### Given request
Exactly reproduce each entry, leaving out nothing.

Figure record listings:
******
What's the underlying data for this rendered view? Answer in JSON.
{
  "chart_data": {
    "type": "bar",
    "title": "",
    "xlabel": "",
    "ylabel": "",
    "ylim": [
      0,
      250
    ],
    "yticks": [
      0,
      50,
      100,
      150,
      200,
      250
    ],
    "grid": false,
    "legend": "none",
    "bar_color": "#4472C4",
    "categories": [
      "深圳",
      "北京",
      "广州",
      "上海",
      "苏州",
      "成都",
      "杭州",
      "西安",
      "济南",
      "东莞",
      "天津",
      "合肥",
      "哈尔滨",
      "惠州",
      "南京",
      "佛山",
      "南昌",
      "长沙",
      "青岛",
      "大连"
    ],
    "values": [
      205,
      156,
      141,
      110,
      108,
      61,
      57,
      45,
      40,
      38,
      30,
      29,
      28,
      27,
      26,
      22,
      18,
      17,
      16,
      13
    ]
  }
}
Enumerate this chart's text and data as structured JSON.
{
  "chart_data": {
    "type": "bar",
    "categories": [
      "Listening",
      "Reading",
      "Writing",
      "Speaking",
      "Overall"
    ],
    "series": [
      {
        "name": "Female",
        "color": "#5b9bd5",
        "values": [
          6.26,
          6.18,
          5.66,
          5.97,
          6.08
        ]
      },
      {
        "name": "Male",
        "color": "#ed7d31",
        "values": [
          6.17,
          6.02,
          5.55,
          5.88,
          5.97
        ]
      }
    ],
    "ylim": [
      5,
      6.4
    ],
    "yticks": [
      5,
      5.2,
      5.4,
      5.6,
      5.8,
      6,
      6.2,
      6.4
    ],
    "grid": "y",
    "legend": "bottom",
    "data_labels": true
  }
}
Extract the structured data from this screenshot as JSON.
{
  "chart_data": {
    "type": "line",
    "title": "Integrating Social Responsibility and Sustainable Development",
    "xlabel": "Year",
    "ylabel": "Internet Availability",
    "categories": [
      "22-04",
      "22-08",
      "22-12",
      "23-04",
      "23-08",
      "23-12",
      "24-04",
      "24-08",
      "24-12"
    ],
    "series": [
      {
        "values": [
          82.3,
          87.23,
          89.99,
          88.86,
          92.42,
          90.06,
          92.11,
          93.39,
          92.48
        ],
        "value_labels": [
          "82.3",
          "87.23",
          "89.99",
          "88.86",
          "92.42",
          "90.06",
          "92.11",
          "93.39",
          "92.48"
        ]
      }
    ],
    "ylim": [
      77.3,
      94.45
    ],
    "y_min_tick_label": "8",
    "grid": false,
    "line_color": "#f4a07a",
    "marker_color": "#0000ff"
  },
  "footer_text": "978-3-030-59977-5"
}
******
### Answer
What's the underlying data for this rendered view? Answer in JSON.
{
  "chart_data": {
    "type": "bar",
    "title": "",
    "xlabel": "",
    "ylabel": "",
    "ylim": [
      0,
      250
    ],
    "yticks": [
      0,
      50,
      100,
      150,
      200,
      250
    ],
    "grid": false,
    "legend": "none",
    "bar_color": "#4472C4",
    "categories": [
      "深圳",
      "北京",
      "广州",
      "上海",
      "苏州",
      "成都",
      "杭州",
      "西安",
      "济南",
      "东莞",
      "天津",
      "合肥",
      "哈尔滨",
      "惠州",
      "南京",
      "佛山",
      "南昌",
      "长沙",
      "青岛",
      "大连"
    ],
    "values": [
      205,
      156,
      141,
      110,
      108,
      61,
      57,
      45,
      40,
      38,
      30,
      29,
      28,
      27,
      26,
      22,
      18,
      17,
      16,
      13
    ]
  }
}
Enumerate this chart's text and data as structured JSON.
{
  "chart_data": {
    "type": "bar",
    "categories": [
      "Listening",
      "Reading",
      "Writing",
      "Speaking",
      "Overall"
    ],
    "series": [
      {
        "name": "Female",
        "color": "#5b9bd5",
        "values": [
          6.26,
          6.18,
          5.66,
          5.97,
          6.08
        ]
      },
      {
        "name": "Male",
        "color": "#ed7d31",
        "values": [
          6.17,
          6.02,
          5.55,
          5.88,
          5.97
        ]
      }
    ],
    "ylim": [
      5,
      6.4
    ],
    "yticks": [
      5,
      5.2,
      5.4,
      5.6,
      5.8,
      6,
      6.2,
      6.4
    ],
    "grid": "y",
    "legend": "bottom",
    "data_labels": true
  }
}
Extract the structured data from this screenshot as JSON.
{
  "chart_data": {
    "type": "line",
    "title": "Integrating Social Responsibility and Sustainable Development",
    "xlabel": "Year",
    "ylabel": "Internet Availability",
    "categories": [
      "22-04",
      "22-08",
      "22-12",
      "23-04",
      "23-08",
      "23-12",
      "24-04",
      "24-08",
      "24-12"
    ],
    "series": [
      {
        "values": [
          82.3,
          87.23,
          89.99,
          88.86,
          92.42,
          90.06,
          92.11,
          93.39,
          92.48
        ],
        "value_labels": [
          "82.3",
          "87.23",
          "89.99",
          "88.86",
          "92.42",
          "90.06",
          "92.11",
          "93.39",
          "92.48"
        ]
      }
    ],
    "ylim": [
      77.3,
      94.45
    ],
    "y_min_tick_label": "8",
    "grid": false,
    "line_color": "#f4a07a",
    "marker_color": "#0000ff"
  },
  "footer_text": "978-3-030-59977-5"
}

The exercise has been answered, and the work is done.